# DATA EXTRACT start
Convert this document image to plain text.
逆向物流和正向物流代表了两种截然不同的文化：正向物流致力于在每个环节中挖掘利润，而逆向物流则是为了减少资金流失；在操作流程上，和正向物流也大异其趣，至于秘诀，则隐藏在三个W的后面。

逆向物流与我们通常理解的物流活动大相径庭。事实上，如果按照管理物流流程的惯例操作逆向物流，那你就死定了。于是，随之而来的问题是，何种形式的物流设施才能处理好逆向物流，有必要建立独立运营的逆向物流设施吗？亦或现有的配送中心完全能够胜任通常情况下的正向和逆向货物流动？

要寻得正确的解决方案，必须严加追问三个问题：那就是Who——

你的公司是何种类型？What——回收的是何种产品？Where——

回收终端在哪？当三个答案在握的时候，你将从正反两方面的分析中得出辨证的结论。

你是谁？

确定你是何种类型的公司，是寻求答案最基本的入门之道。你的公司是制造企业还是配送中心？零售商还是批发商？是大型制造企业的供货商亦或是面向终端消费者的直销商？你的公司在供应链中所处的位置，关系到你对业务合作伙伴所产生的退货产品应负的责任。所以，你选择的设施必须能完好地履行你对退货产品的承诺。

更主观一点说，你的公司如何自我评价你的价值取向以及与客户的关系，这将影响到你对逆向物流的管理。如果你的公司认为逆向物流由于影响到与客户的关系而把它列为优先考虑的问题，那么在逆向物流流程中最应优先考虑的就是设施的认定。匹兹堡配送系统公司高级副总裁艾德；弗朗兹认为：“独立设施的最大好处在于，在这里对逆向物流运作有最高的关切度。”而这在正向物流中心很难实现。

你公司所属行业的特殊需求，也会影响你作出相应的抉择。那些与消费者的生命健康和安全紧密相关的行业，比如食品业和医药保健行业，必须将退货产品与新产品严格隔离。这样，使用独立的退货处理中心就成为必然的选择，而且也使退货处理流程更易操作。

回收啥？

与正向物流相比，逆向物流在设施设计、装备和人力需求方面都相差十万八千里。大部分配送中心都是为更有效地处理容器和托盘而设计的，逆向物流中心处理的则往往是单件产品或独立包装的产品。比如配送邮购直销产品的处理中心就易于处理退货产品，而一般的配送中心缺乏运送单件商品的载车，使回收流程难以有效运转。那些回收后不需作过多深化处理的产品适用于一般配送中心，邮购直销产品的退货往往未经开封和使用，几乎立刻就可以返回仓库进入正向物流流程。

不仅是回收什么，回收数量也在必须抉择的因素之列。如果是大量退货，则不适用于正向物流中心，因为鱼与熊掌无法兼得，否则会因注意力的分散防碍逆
# DATA EXTRACT end
# DATA EXTRACT start
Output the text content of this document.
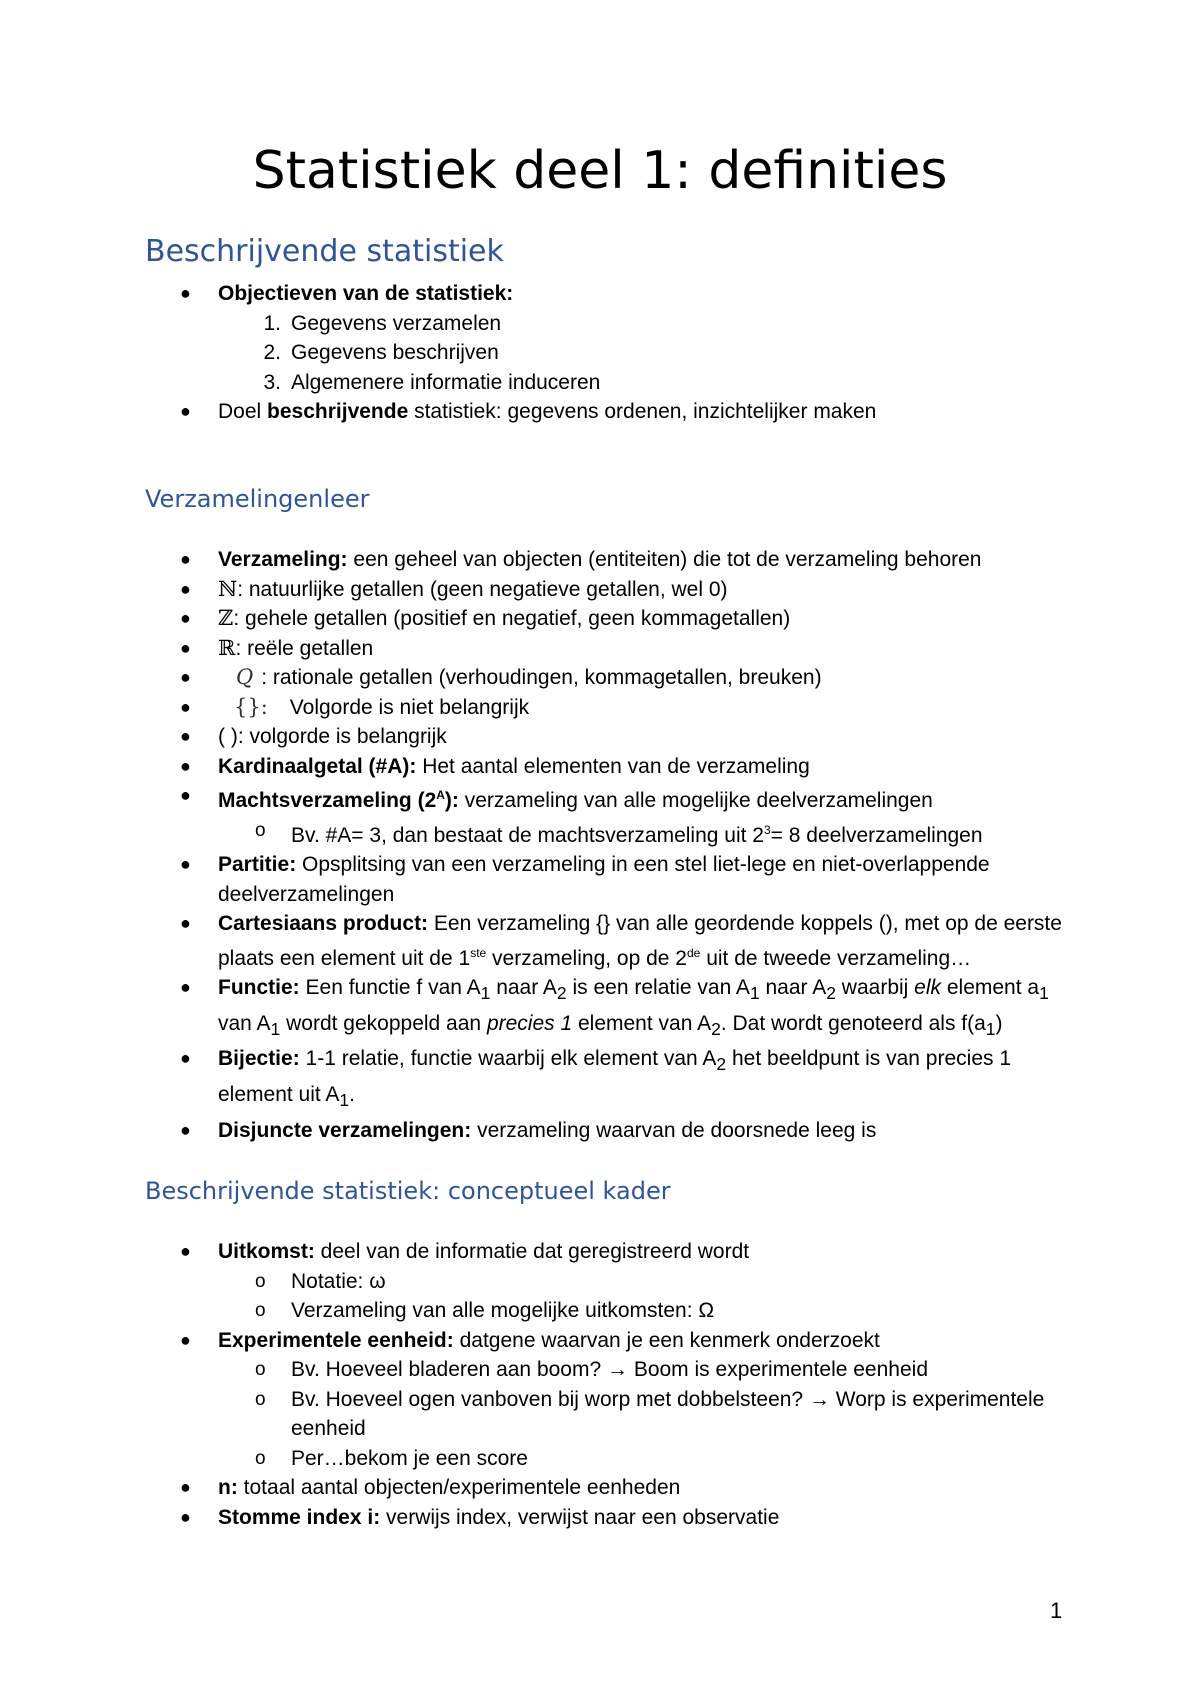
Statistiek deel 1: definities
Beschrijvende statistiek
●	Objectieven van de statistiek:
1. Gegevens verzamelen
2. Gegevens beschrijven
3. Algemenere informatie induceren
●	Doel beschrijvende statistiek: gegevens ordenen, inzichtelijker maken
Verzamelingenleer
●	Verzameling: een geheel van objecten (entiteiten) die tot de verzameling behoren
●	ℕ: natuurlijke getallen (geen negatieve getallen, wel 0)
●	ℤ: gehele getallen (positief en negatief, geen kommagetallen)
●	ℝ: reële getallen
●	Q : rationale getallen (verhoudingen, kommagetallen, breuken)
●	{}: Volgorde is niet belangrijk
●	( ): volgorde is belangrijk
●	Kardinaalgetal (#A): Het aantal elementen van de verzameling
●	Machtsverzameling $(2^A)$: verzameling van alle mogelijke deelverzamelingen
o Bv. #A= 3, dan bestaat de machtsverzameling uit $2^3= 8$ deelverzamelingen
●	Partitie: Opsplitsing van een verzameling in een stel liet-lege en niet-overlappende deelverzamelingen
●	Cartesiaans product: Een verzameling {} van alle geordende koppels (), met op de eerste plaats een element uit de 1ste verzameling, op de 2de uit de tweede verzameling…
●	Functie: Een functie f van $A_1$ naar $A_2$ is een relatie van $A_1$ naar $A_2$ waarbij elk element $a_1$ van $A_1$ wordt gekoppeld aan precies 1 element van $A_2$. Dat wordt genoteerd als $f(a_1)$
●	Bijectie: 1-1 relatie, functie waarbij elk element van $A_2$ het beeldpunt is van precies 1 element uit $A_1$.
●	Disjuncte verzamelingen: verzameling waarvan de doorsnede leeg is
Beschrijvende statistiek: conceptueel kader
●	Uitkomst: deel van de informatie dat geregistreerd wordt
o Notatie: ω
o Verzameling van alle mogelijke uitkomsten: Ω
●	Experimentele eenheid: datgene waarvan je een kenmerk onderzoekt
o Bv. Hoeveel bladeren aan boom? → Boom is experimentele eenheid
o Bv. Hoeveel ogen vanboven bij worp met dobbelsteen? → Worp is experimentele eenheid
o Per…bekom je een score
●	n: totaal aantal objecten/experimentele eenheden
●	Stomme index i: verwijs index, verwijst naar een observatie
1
# DATA EXTRACT end
# DATA EXTRACT start
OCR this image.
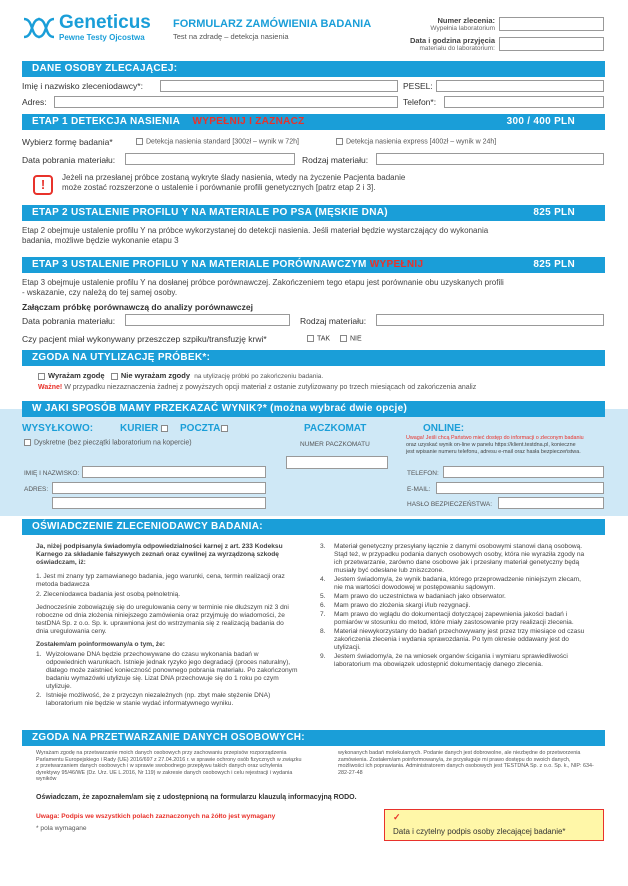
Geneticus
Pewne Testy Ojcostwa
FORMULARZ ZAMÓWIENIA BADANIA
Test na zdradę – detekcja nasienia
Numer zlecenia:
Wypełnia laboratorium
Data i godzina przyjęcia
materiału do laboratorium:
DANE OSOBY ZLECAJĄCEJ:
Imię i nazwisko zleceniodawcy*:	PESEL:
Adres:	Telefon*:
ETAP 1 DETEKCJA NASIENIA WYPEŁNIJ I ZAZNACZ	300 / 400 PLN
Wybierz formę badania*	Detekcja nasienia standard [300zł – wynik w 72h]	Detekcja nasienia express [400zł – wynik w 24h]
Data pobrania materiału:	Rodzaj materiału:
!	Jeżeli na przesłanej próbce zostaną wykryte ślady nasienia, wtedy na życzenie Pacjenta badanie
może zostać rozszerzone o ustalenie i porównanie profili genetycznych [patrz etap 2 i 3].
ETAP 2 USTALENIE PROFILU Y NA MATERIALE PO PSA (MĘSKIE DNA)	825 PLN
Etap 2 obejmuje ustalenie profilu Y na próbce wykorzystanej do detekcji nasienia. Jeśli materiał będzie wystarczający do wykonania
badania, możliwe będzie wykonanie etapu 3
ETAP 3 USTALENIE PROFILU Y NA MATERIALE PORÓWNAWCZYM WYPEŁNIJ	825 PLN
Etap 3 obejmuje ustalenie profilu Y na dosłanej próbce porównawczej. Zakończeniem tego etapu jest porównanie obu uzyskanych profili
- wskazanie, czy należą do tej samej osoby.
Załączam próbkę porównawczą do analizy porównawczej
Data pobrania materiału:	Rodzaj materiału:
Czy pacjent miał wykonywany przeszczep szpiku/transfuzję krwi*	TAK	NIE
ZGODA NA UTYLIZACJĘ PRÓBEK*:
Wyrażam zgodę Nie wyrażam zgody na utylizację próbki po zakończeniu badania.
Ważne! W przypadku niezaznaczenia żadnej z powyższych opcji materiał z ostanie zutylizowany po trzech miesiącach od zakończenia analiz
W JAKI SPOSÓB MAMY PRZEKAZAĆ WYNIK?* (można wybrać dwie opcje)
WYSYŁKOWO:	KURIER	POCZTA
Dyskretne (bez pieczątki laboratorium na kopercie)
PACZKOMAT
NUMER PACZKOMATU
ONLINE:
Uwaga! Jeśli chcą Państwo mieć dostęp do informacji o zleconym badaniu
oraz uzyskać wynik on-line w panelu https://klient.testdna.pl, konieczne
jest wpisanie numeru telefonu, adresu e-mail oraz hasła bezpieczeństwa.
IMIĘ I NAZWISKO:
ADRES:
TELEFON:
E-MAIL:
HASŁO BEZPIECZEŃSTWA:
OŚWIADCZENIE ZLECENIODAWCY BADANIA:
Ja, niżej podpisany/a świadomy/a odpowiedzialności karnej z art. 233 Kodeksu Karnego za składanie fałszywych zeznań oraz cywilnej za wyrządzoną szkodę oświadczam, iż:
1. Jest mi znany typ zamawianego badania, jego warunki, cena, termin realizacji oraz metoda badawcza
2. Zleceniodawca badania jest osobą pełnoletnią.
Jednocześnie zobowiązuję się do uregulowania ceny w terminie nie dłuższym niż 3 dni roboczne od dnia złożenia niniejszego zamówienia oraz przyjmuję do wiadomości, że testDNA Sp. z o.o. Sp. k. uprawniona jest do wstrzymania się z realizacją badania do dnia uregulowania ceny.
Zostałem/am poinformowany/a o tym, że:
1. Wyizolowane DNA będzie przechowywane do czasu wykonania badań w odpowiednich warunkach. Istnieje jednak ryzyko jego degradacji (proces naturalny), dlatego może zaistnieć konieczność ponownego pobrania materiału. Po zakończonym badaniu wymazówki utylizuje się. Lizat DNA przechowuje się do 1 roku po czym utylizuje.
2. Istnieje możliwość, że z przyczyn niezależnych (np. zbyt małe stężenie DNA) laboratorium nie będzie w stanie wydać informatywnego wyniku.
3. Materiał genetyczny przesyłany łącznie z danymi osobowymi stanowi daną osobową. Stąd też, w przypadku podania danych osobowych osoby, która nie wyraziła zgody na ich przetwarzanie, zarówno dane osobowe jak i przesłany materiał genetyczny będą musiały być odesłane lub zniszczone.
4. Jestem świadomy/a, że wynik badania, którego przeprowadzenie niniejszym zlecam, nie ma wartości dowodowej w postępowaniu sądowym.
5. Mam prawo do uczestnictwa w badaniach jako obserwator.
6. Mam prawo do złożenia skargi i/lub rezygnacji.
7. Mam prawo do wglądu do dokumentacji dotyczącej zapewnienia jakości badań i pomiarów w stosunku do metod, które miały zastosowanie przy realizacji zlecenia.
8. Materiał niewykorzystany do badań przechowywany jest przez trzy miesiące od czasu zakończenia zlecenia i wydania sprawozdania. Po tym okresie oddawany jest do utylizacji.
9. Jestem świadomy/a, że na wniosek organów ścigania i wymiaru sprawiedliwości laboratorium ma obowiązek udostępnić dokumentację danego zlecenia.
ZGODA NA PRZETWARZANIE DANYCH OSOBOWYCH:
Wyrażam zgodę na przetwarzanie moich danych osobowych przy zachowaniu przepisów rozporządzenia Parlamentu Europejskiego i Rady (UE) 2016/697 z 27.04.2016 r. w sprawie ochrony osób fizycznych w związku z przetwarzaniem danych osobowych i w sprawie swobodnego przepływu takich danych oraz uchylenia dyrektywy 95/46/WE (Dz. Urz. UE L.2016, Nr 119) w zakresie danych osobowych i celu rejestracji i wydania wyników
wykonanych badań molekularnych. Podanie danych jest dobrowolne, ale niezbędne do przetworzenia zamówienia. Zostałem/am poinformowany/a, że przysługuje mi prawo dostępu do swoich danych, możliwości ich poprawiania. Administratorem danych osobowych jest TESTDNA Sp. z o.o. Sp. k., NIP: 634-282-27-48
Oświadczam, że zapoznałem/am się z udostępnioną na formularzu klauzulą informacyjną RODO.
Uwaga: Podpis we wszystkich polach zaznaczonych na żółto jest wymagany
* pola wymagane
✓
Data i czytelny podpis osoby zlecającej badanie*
# DATA EXTRACT end
List every line above that contains the word "Hoeveel".

o Bv. Hoeveel bladeren aan boom? → Boom is experimentele eenheid
o Bv. Hoeveel ogen vanboven bij worp met dobbelsteen? → Worp is experimentele eenheid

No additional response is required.